— Set exercise —
Pictures do not belong in your copy. Repeat all the other data exactly.

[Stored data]
>>>

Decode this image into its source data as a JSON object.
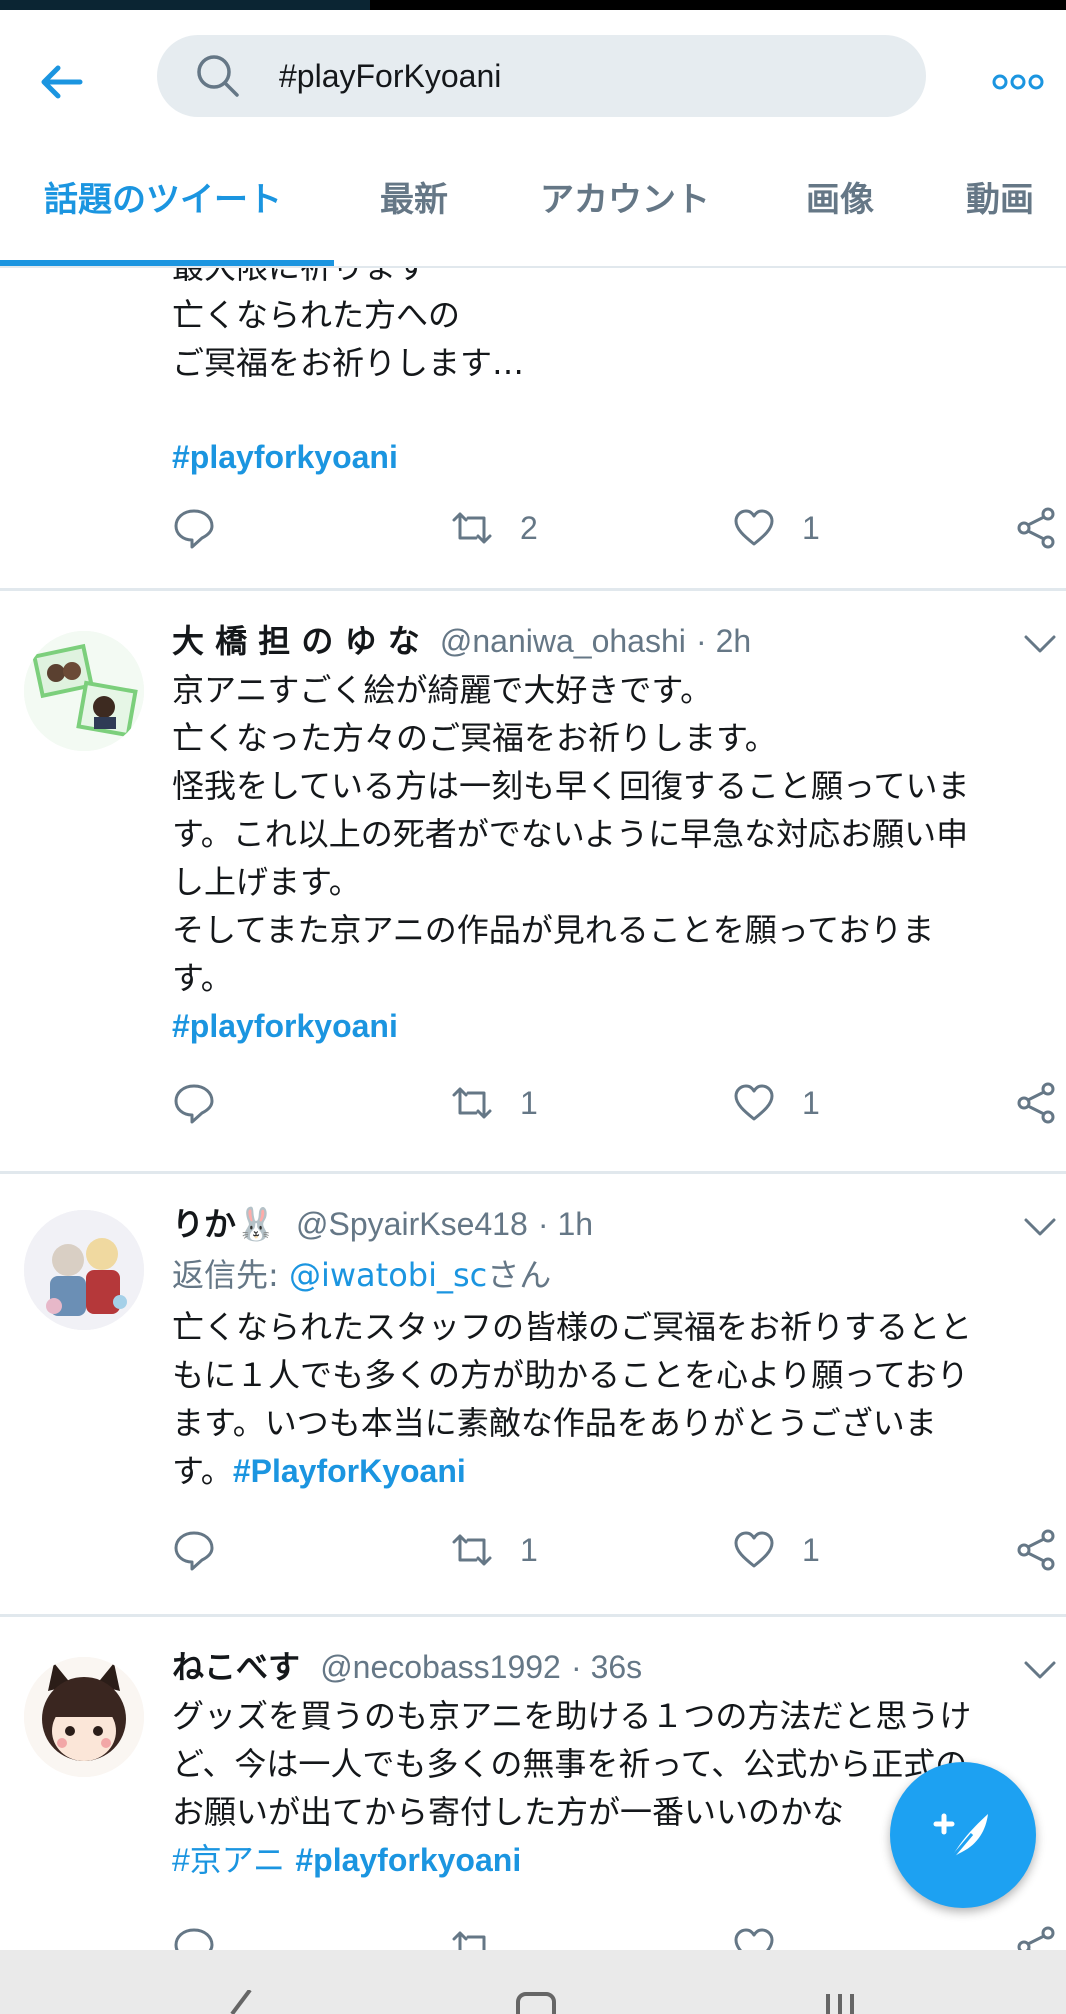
{
  "search": {
    "query": "#playForKyoani"
  },
  "tabs": [
    "話題のツイート",
    "最新",
    "アカウント",
    "画像",
    "動画"
  ],
  "icons": {
    "back": "arrow-left-icon",
    "search": "search-icon",
    "more": "more-horizontal-icon",
    "reply": "reply-icon",
    "retweet": "retweet-icon",
    "like": "heart-icon",
    "share": "share-icon",
    "compose": "compose-tweet-icon"
  },
  "colors": {
    "accent": "#1b95e0",
    "fab": "#1da1f2",
    "muted": "#657786",
    "search_bg": "#e6ecf0"
  },
  "tweets": [
    {
      "lines": [
        "最大限に祈ります",
        "亡くなられた方への",
        "ご冥福をお祈りします…"
      ],
      "hashtag": "#playforkyoani",
      "retweets": "2",
      "likes": "1"
    },
    {
      "name": "大 橋 担 の ゆ な",
      "handle": "@naniwa_ohashi",
      "time": "2h",
      "lines": [
        "京アニすごく絵が綺麗で大好きです。",
        "亡くなった方々のご冥福をお祈りします。",
        "怪我をしている方は一刻も早く回復すること願っていま",
        "す。これ以上の死者がでないように早急な対応お願い申",
        "し上げます。",
        "そしてまた京アニの作品が見れることを願っておりま",
        "す。"
      ],
      "hashtag": "#playforkyoani",
      "retweets": "1",
      "likes": "1"
    },
    {
      "name": "りか🐰",
      "handle": "@SpyairKse418",
      "time": "1h",
      "reply_label": "返信先: ",
      "reply_to": "@iwatobi_sc",
      "reply_suffix": "さん",
      "lines": [
        "亡くなられたスタッフの皆様のご冥福をお祈りするとと",
        "もに１人でも多くの方が助かることを心より願っており",
        "ます。いつも本当に素敵な作品をありがとうございま"
      ],
      "last_line_prefix": "す。",
      "hashtag": "#PlayforKyoani",
      "retweets": "1",
      "likes": "1"
    },
    {
      "name": "ねこべす",
      "handle": "@necobass1992",
      "time": "36s",
      "lines": [
        "グッズを買うのも京アニを助ける１つの方法だと思うけ",
        "ど、今は一人でも多くの無事を祈って、公式から正式の",
        "お願いが出てから寄付した方が一番いいのかな"
      ],
      "hashtag1": "#京アニ",
      "hashtag": "#playforkyoani"
    }
  ]
}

<<<

— Solution to the problem —
Decode this image into its source data as a JSON object.
{
  "search": {
    "query": "#playForKyoani"
  },
  "tabs": [
    "話題のツイート",
    "最新",
    "アカウント",
    "画像",
    "動画"
  ],
  "icons": {
    "back": "arrow-left-icon",
    "search": "search-icon",
    "more": "more-horizontal-icon",
    "reply": "reply-icon",
    "retweet": "retweet-icon",
    "like": "heart-icon",
    "share": "share-icon",
    "compose": "compose-tweet-icon"
  },
  "colors": {
    "accent": "#1b95e0",
    "fab": "#1da1f2",
    "muted": "#657786",
    "search_bg": "#e6ecf0"
  },
  "tweets": [
    {
      "lines": [
        "最大限に祈ります",
        "亡くなられた方への",
        "ご冥福をお祈りします…"
      ],
      "hashtag": "#playforkyoani",
      "retweets": "2",
      "likes": "1"
    },
    {
      "name": "大 橋 担 の ゆ な",
      "handle": "@naniwa_ohashi",
      "time": "2h",
      "lines": [
        "京アニすごく絵が綺麗で大好きです。",
        "亡くなった方々のご冥福をお祈りします。",
        "怪我をしている方は一刻も早く回復すること願っていま",
        "す。これ以上の死者がでないように早急な対応お願い申",
        "し上げます。",
        "そしてまた京アニの作品が見れることを願っておりま",
        "す。"
      ],
      "hashtag": "#playforkyoani",
      "retweets": "1",
      "likes": "1"
    },
    {
      "name": "りか🐰",
      "handle": "@SpyairKse418",
      "time": "1h",
      "reply_label": "返信先: ",
      "reply_to": "@iwatobi_sc",
      "reply_suffix": "さん",
      "lines": [
        "亡くなられたスタッフの皆様のご冥福をお祈りするとと",
        "もに１人でも多くの方が助かることを心より願っており",
        "ます。いつも本当に素敵な作品をありがとうございま"
      ],
      "last_line_prefix": "す。",
      "hashtag": "#PlayforKyoani",
      "retweets": "1",
      "likes": "1"
    },
    {
      "name": "ねこべす",
      "handle": "@necobass1992",
      "time": "36s",
      "lines": [
        "グッズを買うのも京アニを助ける１つの方法だと思うけ",
        "ど、今は一人でも多くの無事を祈って、公式から正式の",
        "お願いが出てから寄付した方が一番いいのかな"
      ],
      "hashtag1": "#京アニ",
      "hashtag": "#playforkyoani"
    }
  ]
}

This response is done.